**Source passage**
------
A method for counteracting tensile stress in an article is disclosed, including heating the article and applying compressive stress to the article along a compressive stress vector, the compressive stress vector including a compressive stress vector component opposite in direction to a tensile stress vector of a thermally-induced tensile stress of the article. The compressive stress is applied by thermally-induced autogenous pressure by a fixture contacting the article. A fixture for counteracting tensile stress is disclosed, including a first compression member and a second compression member, and a position lock connecting the first compression member to the second compression member and reversibly fixing the first compression member relative to the second compression member. The first compression member and the second compression member include compressive surfaces having mating conformations for surfaces of an article. The position lock includes a material composition.

Claims

exact text as granted — not AI-modified
What is claimed is: 
     
       1. A method for counteracting tensile stress in an article, comprising:
 contacting a first compression member of a fixture having a first compressive surface including a first mating conformation to a first surface of the article; 
 contacting a second compression member of the fixture having a second compressive surface including a second mating conformation to a second surface of the article; 
 reversibly locking a first position lock of the fixture connecting the first compression member to the second compression member, fixing the first compression member relative to the second compression member, the first position lock including a first material composition; 
 heating the article within a furnace; and 
 applying compressive stress to the article along a compressive stress vector, the compressive stress vector including a compressive stress vector component opposite in direction to a tensile stress vector of a thermally-induced tensile stress of the article, 
 wherein the compressive stress is applied by thermally-induced autogenous pressure applied by the fixture contacting the article, and 
 wherein the first material composition includes at least one of:
 a first phase transformation from body-centered cubic to face-centered cubic, the first material composition undergoing the first phase transformation during the heating, the first phase transformation contracting the first position lock and applying the compressive stress to the article; or 
 lower thermal expansion coefficient than the article, the first material composition expanding less than the article during the heating, applying the compressive stress to the article. 
 
 
     
     
       2. The method of  claim 1 , wherein the first material composition includes the first phase transformation from body-centered cubic to face-centered cubic, and
 the first material composition undergoes the first phase transformation during the heating, the first phase transformation contracting the first position lock and applying the compressive stress to the article. 
 
     
     
       3. The method of  claim 1 , wherein the thermally-induced tensile stress is generated by a feature including a thermally-induced decrease in ductility over a ductility dip range, and the first phase transformation occurs within the ductility dip range. 
     
     
       4. The method of  claim 3 , wherein the ductility dip range is between about 1,200° F. to about 1,700° F. 
     
     
       5. The method of  claim 1 , wherein the first material composition includes the lower thermal expansion coefficient than the article, and expands less than the article during the heating, applying the compressive stress to the article. 
     
     
       6. The method of  claim 1 , wherein:
 the first position lock includes:
 a bolt, the first compression member and the second compression member being disposed on the bolt; 
 a first nut; and 
 a second nut, the first compression member being disposed between the first nut and the second compression member along the bolt, and the second compression member being disposed between the second nut and the first compression member along the bolt; and 
 
 reversibly locking the first position lock includes tightening the first nut against the first compression member and the second nut against the second compression member.
------
[Stored items]
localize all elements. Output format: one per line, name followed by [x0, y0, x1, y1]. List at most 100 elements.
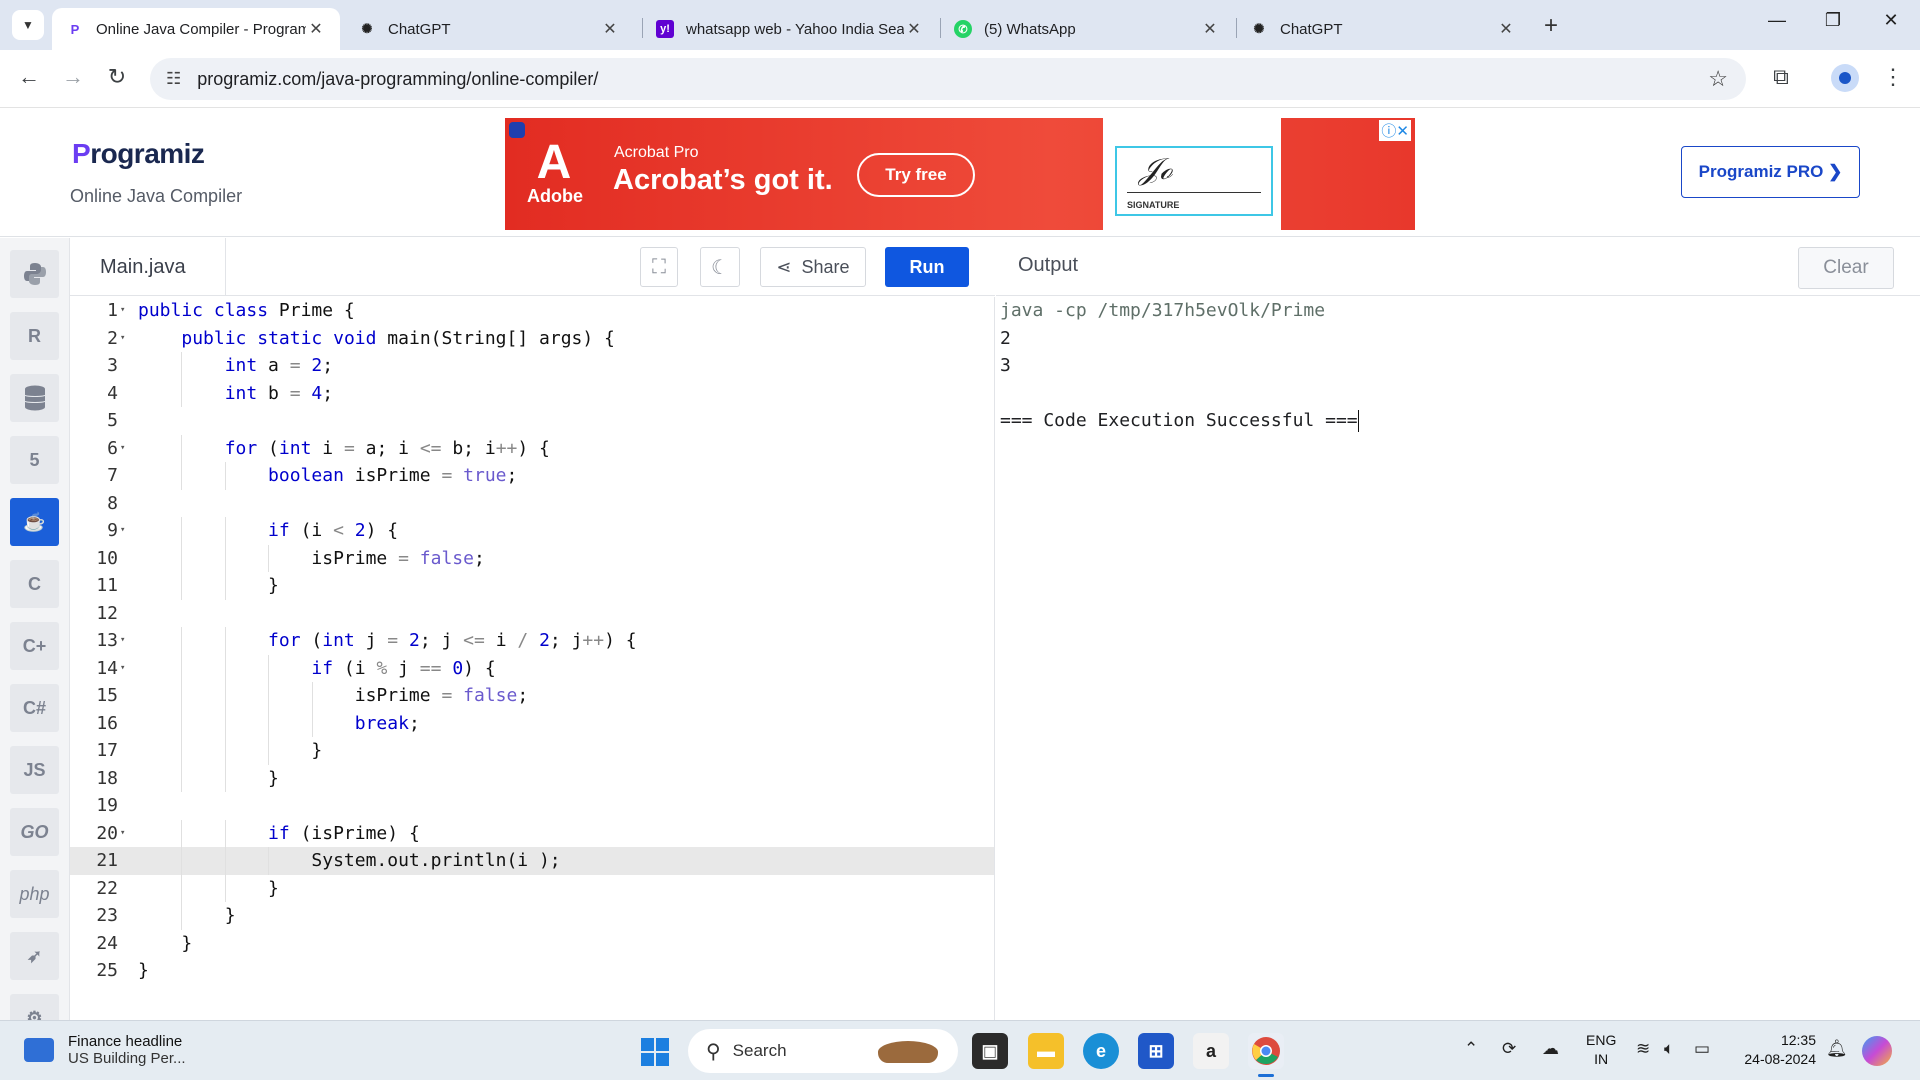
code-line[interactable]: 10 isPrime = false; — [70, 544, 994, 572]
speaker-muted-icon[interactable]: 🔈︎ — [1664, 1039, 1674, 1059]
forward-arrow-icon[interactable]: → — [58, 64, 88, 90]
fold-arrow-icon[interactable]: ▾ — [120, 435, 125, 463]
browser-tab-yahoo[interactable]: y! whatsapp web - Yahoo India Search ✕ — [642, 8, 938, 50]
fullscreen-icon[interactable]: ⛶ — [640, 247, 678, 287]
code-line[interactable]: 8 — [70, 490, 994, 518]
extensions-puzzle-icon[interactable]: ⧉ — [1766, 64, 1796, 90]
wifi-icon[interactable]: ≋ — [1636, 1039, 1650, 1059]
code-line[interactable]: 2 ▾ public static void main(String[] args… — [70, 325, 994, 353]
fold-arrow-icon[interactable]: ▾ — [120, 325, 125, 353]
code-line[interactable]: 16 break; — [70, 709, 994, 737]
task-view-icon[interactable]: ▣ — [972, 1033, 1008, 1069]
fold-arrow-icon[interactable]: ▾ — [120, 627, 125, 655]
sql-database-icon[interactable] — [10, 374, 59, 422]
go-language-icon[interactable]: GO — [10, 808, 59, 856]
code-line[interactable]: 22 } — [70, 874, 994, 902]
code-line[interactable]: 24 } — [70, 930, 994, 958]
profile-avatar-icon[interactable] — [1831, 64, 1859, 92]
fold-arrow-icon[interactable]: ▾ — [120, 517, 125, 545]
sync-icon[interactable]: ⟳ — [1502, 1039, 1516, 1059]
code-line[interactable]: 9 ▾ if (i < 2) { — [70, 517, 994, 545]
back-arrow-icon[interactable]: ← — [14, 64, 44, 90]
close-tab-icon[interactable]: ✕ — [1496, 19, 1516, 39]
news-widget[interactable]: Finance headline US Building Per... — [24, 1033, 186, 1067]
minimize-icon[interactable]: — — [1762, 10, 1792, 31]
reload-icon[interactable]: ↻ — [102, 64, 132, 90]
windows-start-icon[interactable] — [641, 1038, 669, 1066]
python-language-icon[interactable] — [10, 250, 59, 298]
address-bar[interactable]: ☷ programiz.com/java-programming/online-… — [150, 58, 1746, 100]
r-language-icon[interactable]: R — [10, 312, 59, 360]
code-line[interactable]: 17 } — [70, 737, 994, 765]
code-line[interactable]: 11 } — [70, 572, 994, 600]
csharp-language-icon[interactable]: C# — [10, 684, 59, 732]
code-line[interactable]: 14 ▾ if (i % j == 0) { — [70, 654, 994, 683]
run-button[interactable]: Run — [885, 247, 969, 287]
browser-tab-chatgpt-2[interactable]: ✺ ChatGPT ✕ — [1236, 8, 1530, 50]
show-hidden-icons-chevron-icon[interactable]: ⌃ — [1464, 1039, 1478, 1059]
tab-search-chevron-icon[interactable]: ▼ — [12, 10, 44, 40]
fold-arrow-icon[interactable]: ▾ — [120, 820, 125, 848]
adchoices-close-icon[interactable]: ⓘ✕ — [1379, 120, 1411, 141]
fold-arrow-icon[interactable]: ▾ — [120, 655, 125, 683]
code-line[interactable]: 19 — [70, 792, 994, 820]
advertisement-banner[interactable]: A Adobe Acrobat Pro Acrobat’s got it. Tr… — [505, 118, 1415, 230]
javascript-language-icon[interactable]: JS — [10, 746, 59, 794]
close-tab-icon[interactable]: ✕ — [904, 19, 924, 39]
close-tab-icon[interactable]: ✕ — [306, 19, 326, 39]
code-line[interactable]: 23 } — [70, 902, 994, 930]
code-line[interactable]: 5 — [70, 407, 994, 435]
chrome-browser-icon[interactable] — [1248, 1033, 1284, 1077]
code-editor[interactable]: 1 ▾ public class Prime {2 ▾ public static v… — [70, 297, 995, 1020]
site-settings-icon[interactable]: ☷ — [166, 69, 181, 89]
system-clock[interactable]: 12:35 24-08-2024 — [1738, 1031, 1816, 1069]
code-line[interactable]: 18 } — [70, 764, 994, 792]
close-tab-icon[interactable]: ✕ — [1200, 19, 1220, 39]
copilot-icon[interactable] — [1862, 1036, 1892, 1066]
browser-tab-programiz[interactable]: P Online Java Compiler - Programiz ✕ — [52, 8, 340, 50]
rust-language-icon[interactable]: ⚙ — [10, 994, 59, 1020]
battery-icon[interactable]: ▭ — [1694, 1039, 1710, 1059]
bookmark-star-icon[interactable]: ☆ — [1708, 66, 1728, 92]
php-language-icon[interactable]: php — [10, 870, 59, 918]
browser-menu-icon[interactable]: ⋮ — [1878, 64, 1908, 90]
browser-tab-whatsapp[interactable]: ✆ (5) WhatsApp ✕ — [940, 8, 1234, 50]
amazon-app-icon[interactable]: a — [1193, 1033, 1229, 1069]
taskbar-search-box[interactable]: ⚲ Search — [688, 1029, 958, 1073]
notification-bell-icon[interactable]: 🔔︎ — [1826, 1039, 1848, 1059]
browser-tab-chatgpt-1[interactable]: ✺ ChatGPT ✕ — [344, 8, 634, 50]
dark-mode-moon-icon[interactable]: ☾ — [700, 247, 740, 287]
code-line[interactable]: 6 ▾ for (int i = a; i <= b; i++) { — [70, 434, 994, 463]
html5-icon[interactable]: 5 — [10, 436, 59, 484]
edge-browser-icon[interactable]: e — [1083, 1033, 1119, 1069]
programiz-pro-button[interactable]: Programiz PRO ❯ — [1681, 146, 1860, 198]
code-line[interactable]: 12 — [70, 600, 994, 628]
code-line[interactable]: 1 ▾ public class Prime { — [70, 297, 994, 325]
input-language-indicator[interactable]: ENG IN — [1586, 1031, 1616, 1069]
restore-icon[interactable]: ❐ — [1818, 10, 1848, 31]
new-tab-plus-icon[interactable]: + — [1544, 12, 1558, 40]
code-line[interactable]: 3 int a = 2; — [70, 352, 994, 380]
code-line[interactable]: 20 ▾ if (isPrime) { — [70, 819, 994, 848]
code-line[interactable]: 15 isPrime = false; — [70, 682, 994, 710]
output-console[interactable]: java -cp /tmp/317h5evOlk/Prime 2 3 === C… — [996, 297, 1920, 1020]
code-line[interactable]: 25} — [70, 957, 994, 985]
share-button[interactable]: ⋖ Share — [760, 247, 866, 287]
ad-try-free-button[interactable]: Try free — [857, 153, 975, 197]
code-line[interactable]: 13 ▾ for (int j = 2; j <= i / 2; j++) { — [70, 627, 994, 655]
java-language-icon[interactable]: ☕ — [10, 498, 59, 546]
swift-language-icon[interactable]: ➶ — [10, 932, 59, 980]
microsoft-store-icon[interactable]: ⊞ — [1138, 1033, 1174, 1069]
code-line[interactable]: 21 System.out.println(i ); — [70, 847, 994, 875]
programiz-logo[interactable]: Programiz — [72, 138, 205, 170]
close-tab-icon[interactable]: ✕ — [600, 19, 620, 39]
file-tab-main-java[interactable]: Main.java — [70, 238, 226, 296]
code-line[interactable]: 4 int b = 4; — [70, 379, 994, 407]
c-language-icon[interactable]: C — [10, 560, 59, 608]
window-close-icon[interactable]: ✕ — [1876, 10, 1906, 31]
clear-output-button[interactable]: Clear — [1798, 247, 1894, 289]
fold-arrow-icon[interactable]: ▾ — [120, 297, 125, 325]
code-line[interactable]: 7 boolean isPrime = true; — [70, 462, 994, 490]
url-text[interactable]: programiz.com/java-programming/online-co… — [197, 69, 598, 90]
file-explorer-icon[interactable]: ▬ — [1028, 1033, 1064, 1069]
------
**Actions to take**
1. According to claim 6 of the patent text on counteracting tensile stress, what parts make up the first position lock? List them all.
2. In the patent text on counteracting tensile stress, what temperature range does claim 4 give for the ductility dip range?
3. Continue the patent claims on counteracting tensile stress from the point where they stop.

**Results of the tasks**
1.
- a bolt
- a first nut
- a second nut

2. Between about 1,200° F. and about 1,700° F.

3.
 
     
     
       7. The method of  claim 1 , wherein the article includes an article alloy selected from the group consisting of superalloys, nickel-based superalloys, cobalt-based superalloys, iron-based superalloys, non-weldable alloys, hard-to-weld alloys, refractory alloys, austenitic stainless steel, copper alloys, titanium alloys, GTD 111, GTD 262, GTD 444, INCONEL 100, INCONEL 738, INCONEL 939, MAR-M-247, MGA 2400, René 108, and combinations thereof. 
     
     
       8. The method of  claim 1 , wherein the heating the article includes at least one of a heat treatment, a pre-weld heat treatment, a weld heat treatment, an aging heat treatment, a solutioning heat treatment, a stress reduction heat treatment, a tempering heat treatment, and annealing heat treatment, a post-weld heat treatment, a brazing thermal cycle and a coating process. 
     
     
       9. A fixture for counteracting tensile stress, comprising:
 a first compression member having a first compressive surface; 
 a second compression member having a second compressive surface; and 
 a first position lock, the first position lock connecting the first compression member to the second compression member and reversibly fixing the first compression member relative to the second compression member, the first position lock including a first material composition, 
 wherein the first compressive surface includes a first mating conformation for a first surface of an article and the second compressive surface includes a second mating conformation for a second surface of the article, the first surface of the article being distal to the second surface of the article across a first portion of the article, the first compressive surface and the second compressive surface being oriented relative to one another to apply compressive stress to the article by thermally-induced autogenous pressure, and 
 wherein the first material composition includes at least one of:
 a first phase transformation from body-centered cubic to face-centered cubic such that the first material composition undergoes the first phase transformation during heating, the first phase transformation contracting the first position lock and applying the compressive stress to the article; or
 a lower thermal expansion coefficient than the article such that the first material composition expands less than the article during heating, applying the compressive stress to the article.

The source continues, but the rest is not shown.